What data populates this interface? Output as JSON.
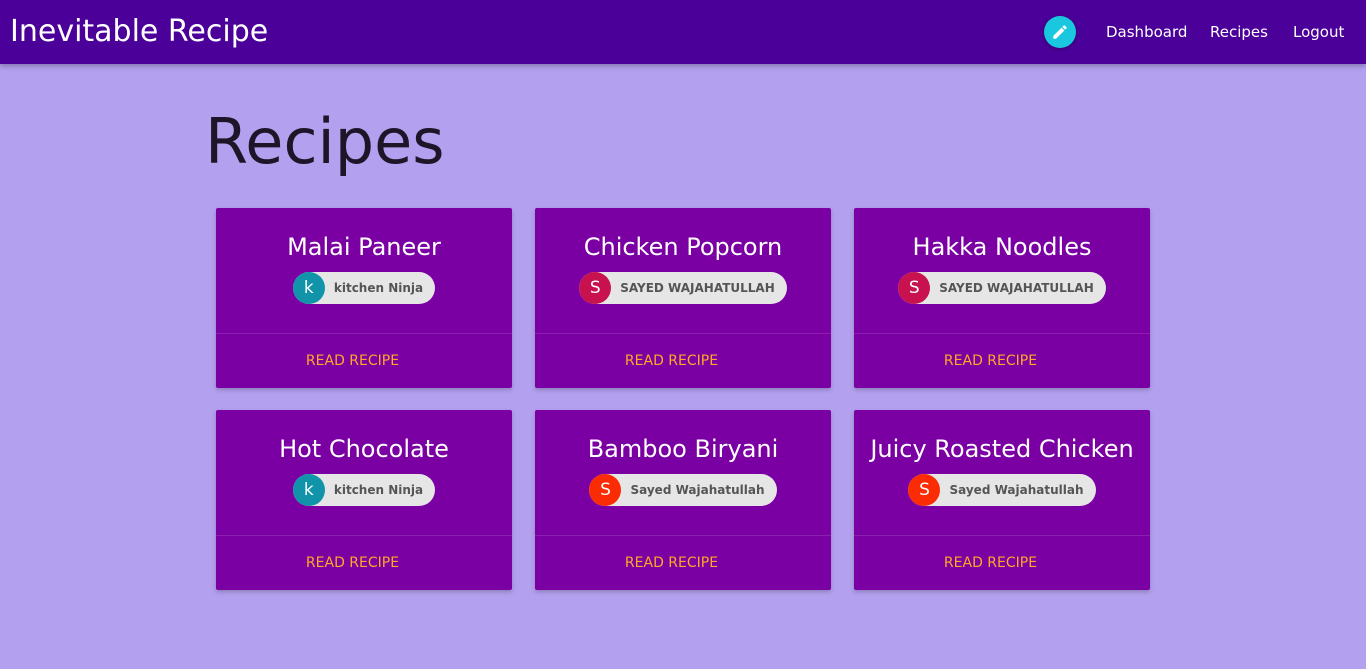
{
  "navbar": {
    "brand": "Inevitable Recipe",
    "links": [
      "Dashboard",
      "Recipes",
      "Logout"
    ],
    "edit_icon": "pencil-icon"
  },
  "page": {
    "title": "Recipes"
  },
  "recipes": [
    {
      "title": "Malai Paneer",
      "author": "kitchen Ninja",
      "initial": "k",
      "avatar_color": "#1193aa",
      "action": "READ RECIPE"
    },
    {
      "title": "Chicken Popcorn",
      "author": "SAYED WAJAHATULLAH",
      "initial": "S",
      "avatar_color": "#c8124f",
      "action": "READ RECIPE"
    },
    {
      "title": "Hakka Noodles",
      "author": "SAYED WAJAHATULLAH",
      "initial": "S",
      "avatar_color": "#c8124f",
      "action": "READ RECIPE"
    },
    {
      "title": "Hot Chocolate",
      "author": "kitchen Ninja",
      "initial": "k",
      "avatar_color": "#1193aa",
      "action": "READ RECIPE"
    },
    {
      "title": "Bamboo Biryani",
      "author": "Sayed Wajahatullah",
      "initial": "S",
      "avatar_color": "#fb2b04",
      "action": "READ RECIPE"
    },
    {
      "title": "Juicy Roasted Chicken",
      "author": "Sayed Wajahatullah",
      "initial": "S",
      "avatar_color": "#fb2b04",
      "action": "READ RECIPE"
    }
  ],
  "colors": {
    "navbar": "#4a0099",
    "background": "#b3a0ef",
    "card": "#7b00a3",
    "action_text": "#ffa726",
    "edit_button": "#19c7df"
  }
}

⁂

THE PROBLEM: Make an exact copy of the data above, pictures excluded.

WRITTEN RESPONSE:
What data populates this interface? Output as JSON.
{
  "navbar": {
    "brand": "Inevitable Recipe",
    "links": [
      "Dashboard",
      "Recipes",
      "Logout"
    ],
    "edit_icon": "pencil-icon"
  },
  "page": {
    "title": "Recipes"
  },
  "recipes": [
    {
      "title": "Malai Paneer",
      "author": "kitchen Ninja",
      "initial": "k",
      "avatar_color": "#1193aa",
      "action": "READ RECIPE"
    },
    {
      "title": "Chicken Popcorn",
      "author": "SAYED WAJAHATULLAH",
      "initial": "S",
      "avatar_color": "#c8124f",
      "action": "READ RECIPE"
    },
    {
      "title": "Hakka Noodles",
      "author": "SAYED WAJAHATULLAH",
      "initial": "S",
      "avatar_color": "#c8124f",
      "action": "READ RECIPE"
    },
    {
      "title": "Hot Chocolate",
      "author": "kitchen Ninja",
      "initial": "k",
      "avatar_color": "#1193aa",
      "action": "READ RECIPE"
    },
    {
      "title": "Bamboo Biryani",
      "author": "Sayed Wajahatullah",
      "initial": "S",
      "avatar_color": "#fb2b04",
      "action": "READ RECIPE"
    },
    {
      "title": "Juicy Roasted Chicken",
      "author": "Sayed Wajahatullah",
      "initial": "S",
      "avatar_color": "#fb2b04",
      "action": "READ RECIPE"
    }
  ],
  "colors": {
    "navbar": "#4a0099",
    "background": "#b3a0ef",
    "card": "#7b00a3",
    "action_text": "#ffa726",
    "edit_button": "#19c7df"
  }
}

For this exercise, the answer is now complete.